▸ What to produce: Leave every picture out and write out the records below exactly.
================================
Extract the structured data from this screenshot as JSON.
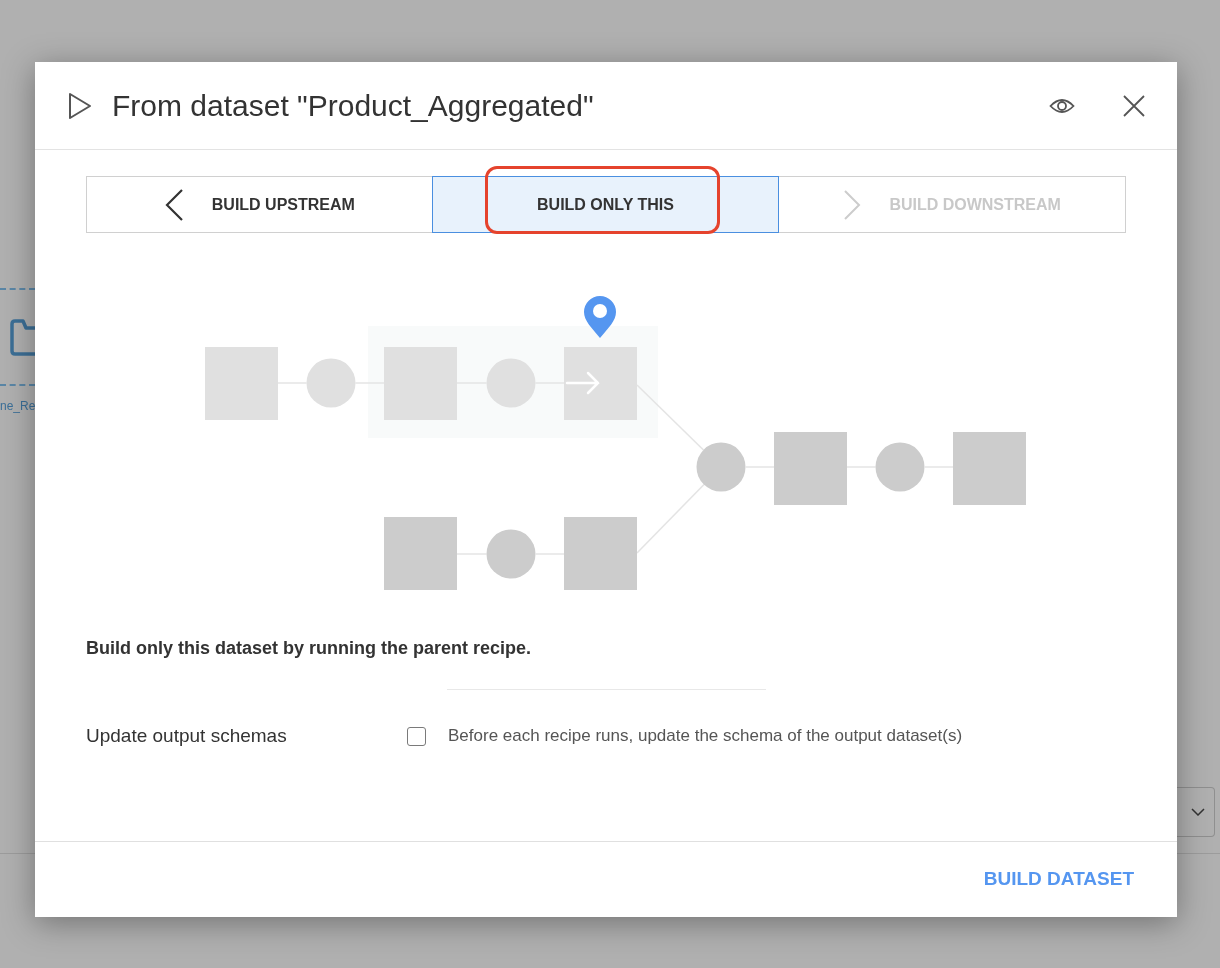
{
  "background": {
    "node_label": "ne_Re"
  },
  "dialog": {
    "title": "From dataset \"Product_Aggregated\"",
    "tabs": [
      {
        "label": "BUILD UPSTREAM",
        "kind": "upstream",
        "selected": false,
        "disabled": false,
        "highlighted": false
      },
      {
        "label": "BUILD ONLY THIS",
        "kind": "current",
        "selected": true,
        "disabled": false,
        "highlighted": true
      },
      {
        "label": "BUILD DOWNSTREAM",
        "kind": "downstream",
        "selected": false,
        "disabled": true,
        "highlighted": false
      }
    ],
    "description": "Build only this dataset by running the parent recipe.",
    "options": [
      {
        "label": "Update output schemas",
        "checked": false,
        "description": "Before each recipe runs, update the schema of the output dataset(s)"
      }
    ],
    "primary_button": "BUILD DATASET"
  }
}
================================
▸ Full solution:
Extract the structured data from this screenshot as JSON.
{
  "background": {
    "node_label": "ne_Re"
  },
  "dialog": {
    "title": "From dataset \"Product_Aggregated\"",
    "tabs": [
      {
        "label": "BUILD UPSTREAM",
        "kind": "upstream",
        "selected": false,
        "disabled": false,
        "highlighted": false
      },
      {
        "label": "BUILD ONLY THIS",
        "kind": "current",
        "selected": true,
        "disabled": false,
        "highlighted": true
      },
      {
        "label": "BUILD DOWNSTREAM",
        "kind": "downstream",
        "selected": false,
        "disabled": true,
        "highlighted": false
      }
    ],
    "description": "Build only this dataset by running the parent recipe.",
    "options": [
      {
        "label": "Update output schemas",
        "checked": false,
        "description": "Before each recipe runs, update the schema of the output dataset(s)"
      }
    ],
    "primary_button": "BUILD DATASET"
  }
}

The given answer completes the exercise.